**WHAT YOU WILL DO**
Give the data again exactly as written, skipping any pictures.

───── TASK INPUT

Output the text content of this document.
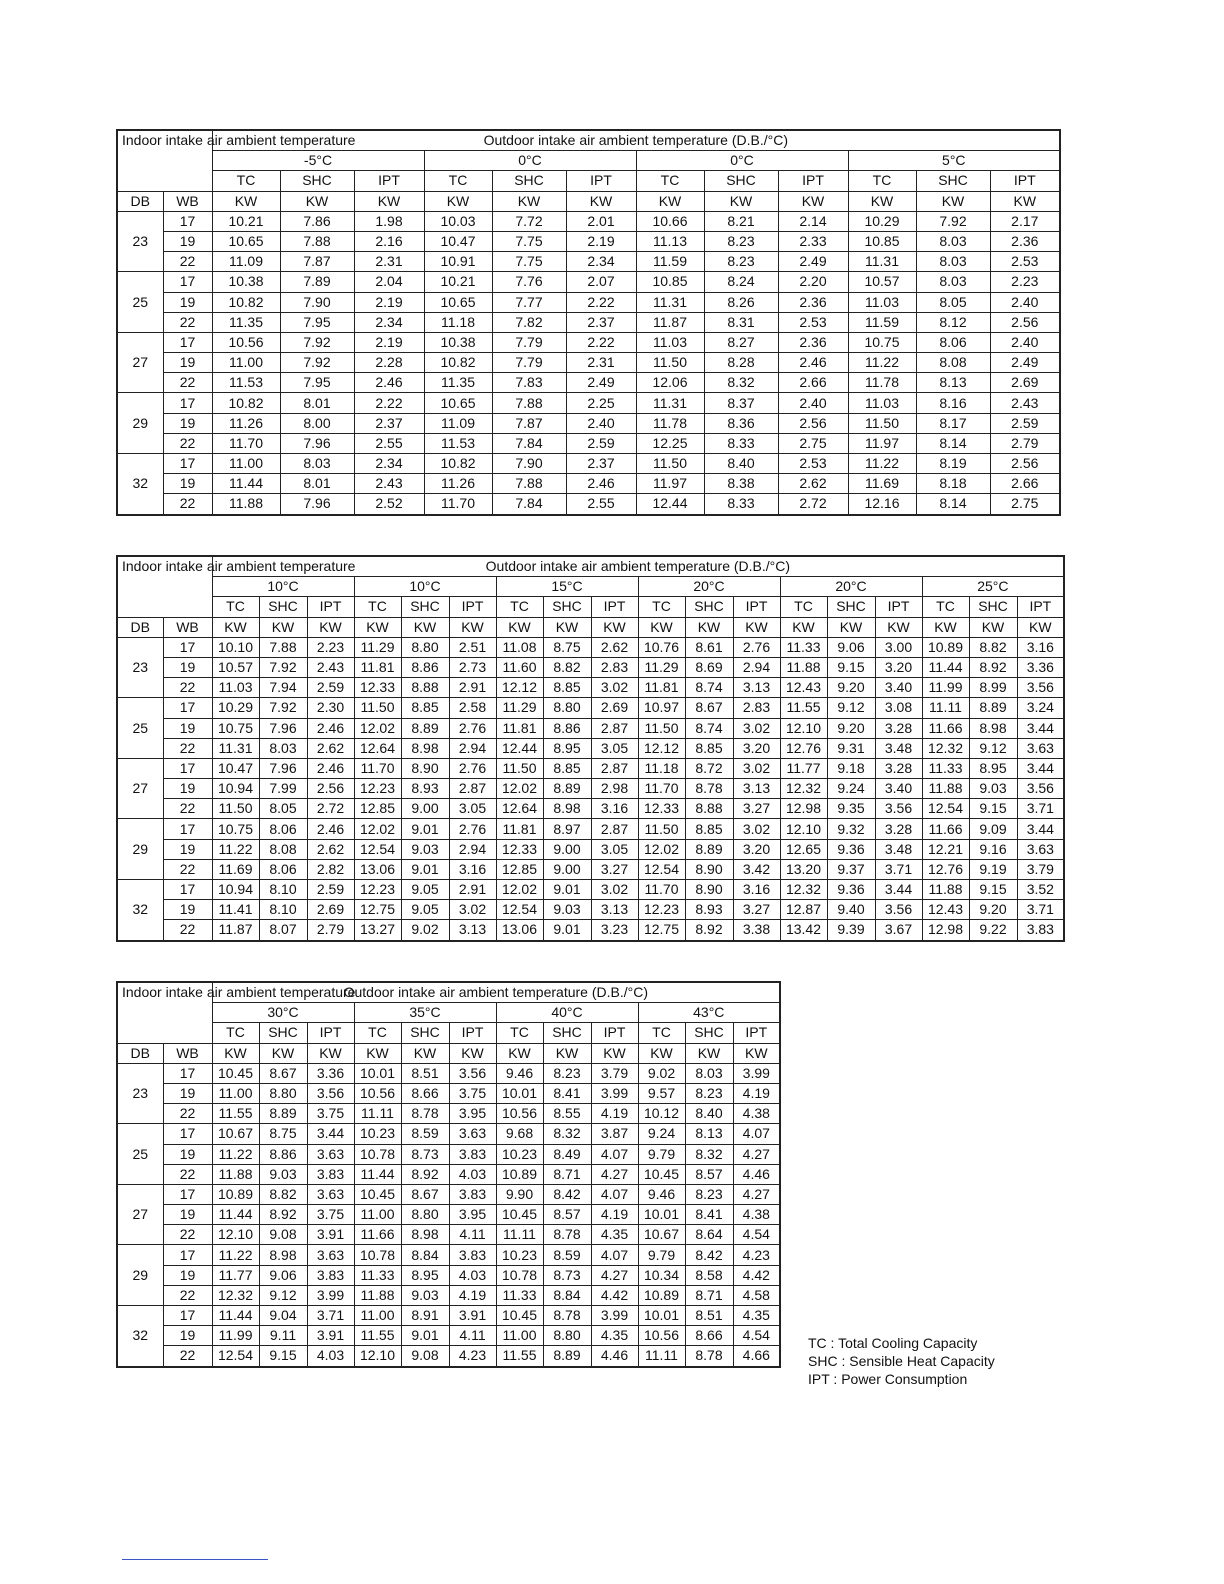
Indoor intake air ambient temperature		Outdoor intake air ambient temperature (D.B./°C)											
		-5°C			0°C			0°C			5°C		
		TC	SHC	IPT	TC	SHC	IPT	TC	SHC	IPT	TC	SHC	IPT
DB	WB	KW	KW	KW	KW	KW	KW	KW	KW	KW	KW	KW	KW
23	17	10.21	7.86	1.98	10.03	7.72	2.01	10.66	8.21	2.14	10.29	7.92	2.17
	19	10.65	7.88	2.16	10.47	7.75	2.19	11.13	8.23	2.33	10.85	8.03	2.36
	22	11.09	7.87	2.31	10.91	7.75	2.34	11.59	8.23	2.49	11.31	8.03	2.53
25	17	10.38	7.89	2.04	10.21	7.76	2.07	10.85	8.24	2.20	10.57	8.03	2.23
	19	10.82	7.90	2.19	10.65	7.77	2.22	11.31	8.26	2.36	11.03	8.05	2.40
	22	11.35	7.95	2.34	11.18	7.82	2.37	11.87	8.31	2.53	11.59	8.12	2.56
27	17	10.56	7.92	2.19	10.38	7.79	2.22	11.03	8.27	2.36	10.75	8.06	2.40
	19	11.00	7.92	2.28	10.82	7.79	2.31	11.50	8.28	2.46	11.22	8.08	2.49
	22	11.53	7.95	2.46	11.35	7.83	2.49	12.06	8.32	2.66	11.78	8.13	2.69
29	17	10.82	8.01	2.22	10.65	7.88	2.25	11.31	8.37	2.40	11.03	8.16	2.43
	19	11.26	8.00	2.37	11.09	7.87	2.40	11.78	8.36	2.56	11.50	8.17	2.59
	22	11.70	7.96	2.55	11.53	7.84	2.59	12.25	8.33	2.75	11.97	8.14	2.79
32	17	11.00	8.03	2.34	10.82	7.90	2.37	11.50	8.40	2.53	11.22	8.19	2.56
	19	11.44	8.01	2.43	11.26	7.88	2.46	11.97	8.38	2.62	11.69	8.18	2.66
	22	11.88	7.96	2.52	11.70	7.84	2.55	12.44	8.33	2.72	12.16	8.14	2.75
Indoor intake air ambient temperature		Outdoor intake air ambient temperature (D.B./°C)																	
		10°C			10°C			15°C			20°C			20°C			25°C		
		TC	SHC	IPT	TC	SHC	IPT	TC	SHC	IPT	TC	SHC	IPT	TC	SHC	IPT	TC	SHC	IPT
DB	WB	KW	KW	KW	KW	KW	KW	KW	KW	KW	KW	KW	KW	KW	KW	KW	KW	KW	KW
23	17	10.10	7.88	2.23	11.29	8.80	2.51	11.08	8.75	2.62	10.76	8.61	2.76	11.33	9.06	3.00	10.89	8.82	3.16
	19	10.57	7.92	2.43	11.81	8.86	2.73	11.60	8.82	2.83	11.29	8.69	2.94	11.88	9.15	3.20	11.44	8.92	3.36
	22	11.03	7.94	2.59	12.33	8.88	2.91	12.12	8.85	3.02	11.81	8.74	3.13	12.43	9.20	3.40	11.99	8.99	3.56
25	17	10.29	7.92	2.30	11.50	8.85	2.58	11.29	8.80	2.69	10.97	8.67	2.83	11.55	9.12	3.08	11.11	8.89	3.24
	19	10.75	7.96	2.46	12.02	8.89	2.76	11.81	8.86	2.87	11.50	8.74	3.02	12.10	9.20	3.28	11.66	8.98	3.44
	22	11.31	8.03	2.62	12.64	8.98	2.94	12.44	8.95	3.05	12.12	8.85	3.20	12.76	9.31	3.48	12.32	9.12	3.63
27	17	10.47	7.96	2.46	11.70	8.90	2.76	11.50	8.85	2.87	11.18	8.72	3.02	11.77	9.18	3.28	11.33	8.95	3.44
	19	10.94	7.99	2.56	12.23	8.93	2.87	12.02	8.89	2.98	11.70	8.78	3.13	12.32	9.24	3.40	11.88	9.03	3.56
	22	11.50	8.05	2.72	12.85	9.00	3.05	12.64	8.98	3.16	12.33	8.88	3.27	12.98	9.35	3.56	12.54	9.15	3.71
29	17	10.75	8.06	2.46	12.02	9.01	2.76	11.81	8.97	2.87	11.50	8.85	3.02	12.10	9.32	3.28	11.66	9.09	3.44
	19	11.22	8.08	2.62	12.54	9.03	2.94	12.33	9.00	3.05	12.02	8.89	3.20	12.65	9.36	3.48	12.21	9.16	3.63
	22	11.69	8.06	2.82	13.06	9.01	3.16	12.85	9.00	3.27	12.54	8.90	3.42	13.20	9.37	3.71	12.76	9.19	3.79
32	17	10.94	8.10	2.59	12.23	9.05	2.91	12.02	9.01	3.02	11.70	8.90	3.16	12.32	9.36	3.44	11.88	9.15	3.52
	19	11.41	8.10	2.69	12.75	9.05	3.02	12.54	9.03	3.13	12.23	8.93	3.27	12.87	9.40	3.56	12.43	9.20	3.71
	22	11.87	8.07	2.79	13.27	9.02	3.13	13.06	9.01	3.23	12.75	8.92	3.38	13.42	9.39	3.67	12.98	9.22	3.83
Indoor intake air ambient temperature		Outdoor intake air ambient temperature (D.B./°C)											
		30°C			35°C			40°C			43°C		
		TC	SHC	IPT	TC	SHC	IPT	TC	SHC	IPT	TC	SHC	IPT
DB	WB	KW	KW	KW	KW	KW	KW	KW	KW	KW	KW	KW	KW
23	17	10.45	8.67	3.36	10.01	8.51	3.56	9.46	8.23	3.79	9.02	8.03	3.99
	19	11.00	8.80	3.56	10.56	8.66	3.75	10.01	8.41	3.99	9.57	8.23	4.19
	22	11.55	8.89	3.75	11.11	8.78	3.95	10.56	8.55	4.19	10.12	8.40	4.38
25	17	10.67	8.75	3.44	10.23	8.59	3.63	9.68	8.32	3.87	9.24	8.13	4.07
	19	11.22	8.86	3.63	10.78	8.73	3.83	10.23	8.49	4.07	9.79	8.32	4.27
	22	11.88	9.03	3.83	11.44	8.92	4.03	10.89	8.71	4.27	10.45	8.57	4.46
27	17	10.89	8.82	3.63	10.45	8.67	3.83	9.90	8.42	4.07	9.46	8.23	4.27
	19	11.44	8.92	3.75	11.00	8.80	3.95	10.45	8.57	4.19	10.01	8.41	4.38
	22	12.10	9.08	3.91	11.66	8.98	4.11	11.11	8.78	4.35	10.67	8.64	4.54
29	17	11.22	8.98	3.63	10.78	8.84	3.83	10.23	8.59	4.07	9.79	8.42	4.23
	19	11.77	9.06	3.83	11.33	8.95	4.03	10.78	8.73	4.27	10.34	8.58	4.42
	22	12.32	9.12	3.99	11.88	9.03	4.19	11.33	8.84	4.42	10.89	8.71	4.58
32	17	11.44	9.04	3.71	11.00	8.91	3.91	10.45	8.78	3.99	10.01	8.51	4.35
	19	11.99	9.11	3.91	11.55	9.01	4.11	11.00	8.80	4.35	10.56	8.66	4.54
	22	12.54	9.15	4.03	12.10	9.08	4.23	11.55	8.89	4.46	11.11	8.78	4.66
TC : Total Cooling Capacity
SHC : Sensible Heat Capacity
IPT : Power Consumption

──────────

**TASK SOLUTION**
Output the text content of this document.
Indoor intake air ambient temperature		Outdoor intake air ambient temperature (D.B./°C)											
		-5°C			0°C			0°C			5°C		
		TC	SHC	IPT	TC	SHC	IPT	TC	SHC	IPT	TC	SHC	IPT
DB	WB	KW	KW	KW	KW	KW	KW	KW	KW	KW	KW	KW	KW
23	17	10.21	7.86	1.98	10.03	7.72	2.01	10.66	8.21	2.14	10.29	7.92	2.17
	19	10.65	7.88	2.16	10.47	7.75	2.19	11.13	8.23	2.33	10.85	8.03	2.36
	22	11.09	7.87	2.31	10.91	7.75	2.34	11.59	8.23	2.49	11.31	8.03	2.53
25	17	10.38	7.89	2.04	10.21	7.76	2.07	10.85	8.24	2.20	10.57	8.03	2.23
	19	10.82	7.90	2.19	10.65	7.77	2.22	11.31	8.26	2.36	11.03	8.05	2.40
	22	11.35	7.95	2.34	11.18	7.82	2.37	11.87	8.31	2.53	11.59	8.12	2.56
27	17	10.56	7.92	2.19	10.38	7.79	2.22	11.03	8.27	2.36	10.75	8.06	2.40
	19	11.00	7.92	2.28	10.82	7.79	2.31	11.50	8.28	2.46	11.22	8.08	2.49
	22	11.53	7.95	2.46	11.35	7.83	2.49	12.06	8.32	2.66	11.78	8.13	2.69
29	17	10.82	8.01	2.22	10.65	7.88	2.25	11.31	8.37	2.40	11.03	8.16	2.43
	19	11.26	8.00	2.37	11.09	7.87	2.40	11.78	8.36	2.56	11.50	8.17	2.59
	22	11.70	7.96	2.55	11.53	7.84	2.59	12.25	8.33	2.75	11.97	8.14	2.79
32	17	11.00	8.03	2.34	10.82	7.90	2.37	11.50	8.40	2.53	11.22	8.19	2.56
	19	11.44	8.01	2.43	11.26	7.88	2.46	11.97	8.38	2.62	11.69	8.18	2.66
	22	11.88	7.96	2.52	11.70	7.84	2.55	12.44	8.33	2.72	12.16	8.14	2.75
Indoor intake air ambient temperature		Outdoor intake air ambient temperature (D.B./°C)																	
		10°C			10°C			15°C			20°C			20°C			25°C		
		TC	SHC	IPT	TC	SHC	IPT	TC	SHC	IPT	TC	SHC	IPT	TC	SHC	IPT	TC	SHC	IPT
DB	WB	KW	KW	KW	KW	KW	KW	KW	KW	KW	KW	KW	KW	KW	KW	KW	KW	KW	KW
23	17	10.10	7.88	2.23	11.29	8.80	2.51	11.08	8.75	2.62	10.76	8.61	2.76	11.33	9.06	3.00	10.89	8.82	3.16
	19	10.57	7.92	2.43	11.81	8.86	2.73	11.60	8.82	2.83	11.29	8.69	2.94	11.88	9.15	3.20	11.44	8.92	3.36
	22	11.03	7.94	2.59	12.33	8.88	2.91	12.12	8.85	3.02	11.81	8.74	3.13	12.43	9.20	3.40	11.99	8.99	3.56
25	17	10.29	7.92	2.30	11.50	8.85	2.58	11.29	8.80	2.69	10.97	8.67	2.83	11.55	9.12	3.08	11.11	8.89	3.24
	19	10.75	7.96	2.46	12.02	8.89	2.76	11.81	8.86	2.87	11.50	8.74	3.02	12.10	9.20	3.28	11.66	8.98	3.44
	22	11.31	8.03	2.62	12.64	8.98	2.94	12.44	8.95	3.05	12.12	8.85	3.20	12.76	9.31	3.48	12.32	9.12	3.63
27	17	10.47	7.96	2.46	11.70	8.90	2.76	11.50	8.85	2.87	11.18	8.72	3.02	11.77	9.18	3.28	11.33	8.95	3.44
	19	10.94	7.99	2.56	12.23	8.93	2.87	12.02	8.89	2.98	11.70	8.78	3.13	12.32	9.24	3.40	11.88	9.03	3.56
	22	11.50	8.05	2.72	12.85	9.00	3.05	12.64	8.98	3.16	12.33	8.88	3.27	12.98	9.35	3.56	12.54	9.15	3.71
29	17	10.75	8.06	2.46	12.02	9.01	2.76	11.81	8.97	2.87	11.50	8.85	3.02	12.10	9.32	3.28	11.66	9.09	3.44
	19	11.22	8.08	2.62	12.54	9.03	2.94	12.33	9.00	3.05	12.02	8.89	3.20	12.65	9.36	3.48	12.21	9.16	3.63
	22	11.69	8.06	2.82	13.06	9.01	3.16	12.85	9.00	3.27	12.54	8.90	3.42	13.20	9.37	3.71	12.76	9.19	3.79
32	17	10.94	8.10	2.59	12.23	9.05	2.91	12.02	9.01	3.02	11.70	8.90	3.16	12.32	9.36	3.44	11.88	9.15	3.52
	19	11.41	8.10	2.69	12.75	9.05	3.02	12.54	9.03	3.13	12.23	8.93	3.27	12.87	9.40	3.56	12.43	9.20	3.71
	22	11.87	8.07	2.79	13.27	9.02	3.13	13.06	9.01	3.23	12.75	8.92	3.38	13.42	9.39	3.67	12.98	9.22	3.83
Indoor intake air ambient temperature		Outdoor intake air ambient temperature (D.B./°C)											
		30°C			35°C			40°C			43°C		
		TC	SHC	IPT	TC	SHC	IPT	TC	SHC	IPT	TC	SHC	IPT
DB	WB	KW	KW	KW	KW	KW	KW	KW	KW	KW	KW	KW	KW
23	17	10.45	8.67	3.36	10.01	8.51	3.56	9.46	8.23	3.79	9.02	8.03	3.99
	19	11.00	8.80	3.56	10.56	8.66	3.75	10.01	8.41	3.99	9.57	8.23	4.19
	22	11.55	8.89	3.75	11.11	8.78	3.95	10.56	8.55	4.19	10.12	8.40	4.38
25	17	10.67	8.75	3.44	10.23	8.59	3.63	9.68	8.32	3.87	9.24	8.13	4.07
	19	11.22	8.86	3.63	10.78	8.73	3.83	10.23	8.49	4.07	9.79	8.32	4.27
	22	11.88	9.03	3.83	11.44	8.92	4.03	10.89	8.71	4.27	10.45	8.57	4.46
27	17	10.89	8.82	3.63	10.45	8.67	3.83	9.90	8.42	4.07	9.46	8.23	4.27
	19	11.44	8.92	3.75	11.00	8.80	3.95	10.45	8.57	4.19	10.01	8.41	4.38
	22	12.10	9.08	3.91	11.66	8.98	4.11	11.11	8.78	4.35	10.67	8.64	4.54
29	17	11.22	8.98	3.63	10.78	8.84	3.83	10.23	8.59	4.07	9.79	8.42	4.23
	19	11.77	9.06	3.83	11.33	8.95	4.03	10.78	8.73	4.27	10.34	8.58	4.42
	22	12.32	9.12	3.99	11.88	9.03	4.19	11.33	8.84	4.42	10.89	8.71	4.58
32	17	11.44	9.04	3.71	11.00	8.91	3.91	10.45	8.78	3.99	10.01	8.51	4.35
	19	11.99	9.11	3.91	11.55	9.01	4.11	11.00	8.80	4.35	10.56	8.66	4.54
	22	12.54	9.15	4.03	12.10	9.08	4.23	11.55	8.89	4.46	11.11	8.78	4.66
TC : Total Cooling Capacity
SHC : Sensible Heat Capacity
IPT : Power Consumption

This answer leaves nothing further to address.